Frequently Asked Questions
Has any coronary drug-eluting stent been recalled as Class I?
Yes. The FDA has issued multiple Class I designations for coronary drug-eluting stents. The most common causes are balloon-delivery catheter malfunctions (e.g., the stent slipping off the balloon during tracking, or the balloon failing to deflate after stent expansion), rather than defects in the drug-polymer scaffold itself.
How many deaths and injuries are reported in MAUDE for coronary stents each year?
MAUDE records approximately 200 to 230 deaths and 1,900 to 2,400 patient injuries annually associated with vascular stents. These numbers represent reported events; they do not establish a direct causal link for every patient, but they serve as a critical post-market safety signal.
What is the Boston Scientific Carotid WALLSTENT recall, and is it still active?
The July 2025 Class I recall targeted specific lots of the Carotid WALLSTENT Monorail Endoprosthesis due to delivery-system withdrawal resistance. Recalled inventory has been removed from hospital shelves, but clinical teams must remain vigilant when using similar self-expanding delivery systems.
What failed with the Terumo Relay Pro stent graft in 2026?
The delivery system could not be separated from the deployed graft — a proximal clasp disconnected from the outer control tube — so the system could not be withdrawn from the patient. The FDA issued an Early Alert in April 2026, and the event was linked to 3 patient deaths, highlighting the high risk associated with large-profile endovascular delivery systems.
Are peripheral (iliac/SFA) stents recalled as often as coronary stents?
No. Coronary stents are implanted in much higher volumes and face tighter anatomical constraints (coronary artery diameters of 2.5 to 4.0 mm vs. SFA diameters of 5 to 7 mm), which drives more frequent product design revisions and higher reporting volumes. However, peripheral stents still carry significant recall liabilities, particularly for self-expanding designs and stent-grafts.

* * *

> **Try it**:
Reproduce the stent recall FAQ word for word, from "The delivery system" up to and including "as coronary stents?".

* * *

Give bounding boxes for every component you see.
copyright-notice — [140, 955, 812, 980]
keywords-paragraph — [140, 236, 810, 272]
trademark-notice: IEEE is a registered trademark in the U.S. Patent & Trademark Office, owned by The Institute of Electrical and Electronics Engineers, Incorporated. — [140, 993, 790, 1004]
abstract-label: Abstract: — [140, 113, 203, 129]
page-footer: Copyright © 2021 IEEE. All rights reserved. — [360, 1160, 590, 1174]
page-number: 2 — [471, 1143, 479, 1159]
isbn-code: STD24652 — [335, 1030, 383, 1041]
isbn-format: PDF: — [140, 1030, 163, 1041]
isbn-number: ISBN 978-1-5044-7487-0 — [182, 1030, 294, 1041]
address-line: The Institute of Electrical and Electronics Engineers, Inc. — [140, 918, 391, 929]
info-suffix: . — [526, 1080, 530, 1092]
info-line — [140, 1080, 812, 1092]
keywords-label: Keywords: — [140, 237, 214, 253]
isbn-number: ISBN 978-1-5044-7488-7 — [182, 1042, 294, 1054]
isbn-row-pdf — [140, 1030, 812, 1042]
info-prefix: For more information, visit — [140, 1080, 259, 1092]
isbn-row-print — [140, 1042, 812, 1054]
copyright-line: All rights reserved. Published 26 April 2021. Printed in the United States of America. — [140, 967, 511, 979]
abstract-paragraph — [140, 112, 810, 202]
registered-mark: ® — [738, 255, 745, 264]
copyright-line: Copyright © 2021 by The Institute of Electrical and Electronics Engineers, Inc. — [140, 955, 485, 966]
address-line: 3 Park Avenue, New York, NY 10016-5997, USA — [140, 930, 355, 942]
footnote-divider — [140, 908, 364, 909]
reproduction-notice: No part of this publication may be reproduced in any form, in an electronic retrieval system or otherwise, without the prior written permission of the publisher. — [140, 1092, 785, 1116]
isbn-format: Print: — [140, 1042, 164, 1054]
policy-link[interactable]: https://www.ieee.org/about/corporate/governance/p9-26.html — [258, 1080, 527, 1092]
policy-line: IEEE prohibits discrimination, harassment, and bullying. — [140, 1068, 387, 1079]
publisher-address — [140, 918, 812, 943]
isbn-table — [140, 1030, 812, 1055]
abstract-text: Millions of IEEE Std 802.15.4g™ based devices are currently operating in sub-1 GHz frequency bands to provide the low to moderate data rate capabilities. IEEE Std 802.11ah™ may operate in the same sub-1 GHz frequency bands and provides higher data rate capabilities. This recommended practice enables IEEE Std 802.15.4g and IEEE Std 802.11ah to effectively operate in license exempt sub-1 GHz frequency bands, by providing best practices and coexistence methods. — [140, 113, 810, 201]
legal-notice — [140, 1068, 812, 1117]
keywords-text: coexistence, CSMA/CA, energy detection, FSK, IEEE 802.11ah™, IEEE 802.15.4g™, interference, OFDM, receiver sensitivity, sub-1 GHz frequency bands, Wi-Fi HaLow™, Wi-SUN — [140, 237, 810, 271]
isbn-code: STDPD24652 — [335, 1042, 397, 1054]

* * *

> **Your response**:
The delivery system could not be separated from the deployed graft — a proximal clasp disconnected from the outer control tube — so the system could not be withdrawn from the patient. The FDA issued an Early Alert in April 2026, and the event was linked to 3 patient deaths, highlighting the high risk associated with large-profile endovascular delivery systems.
Are peripheral (iliac/SFA) stents recalled as often as coronary stents?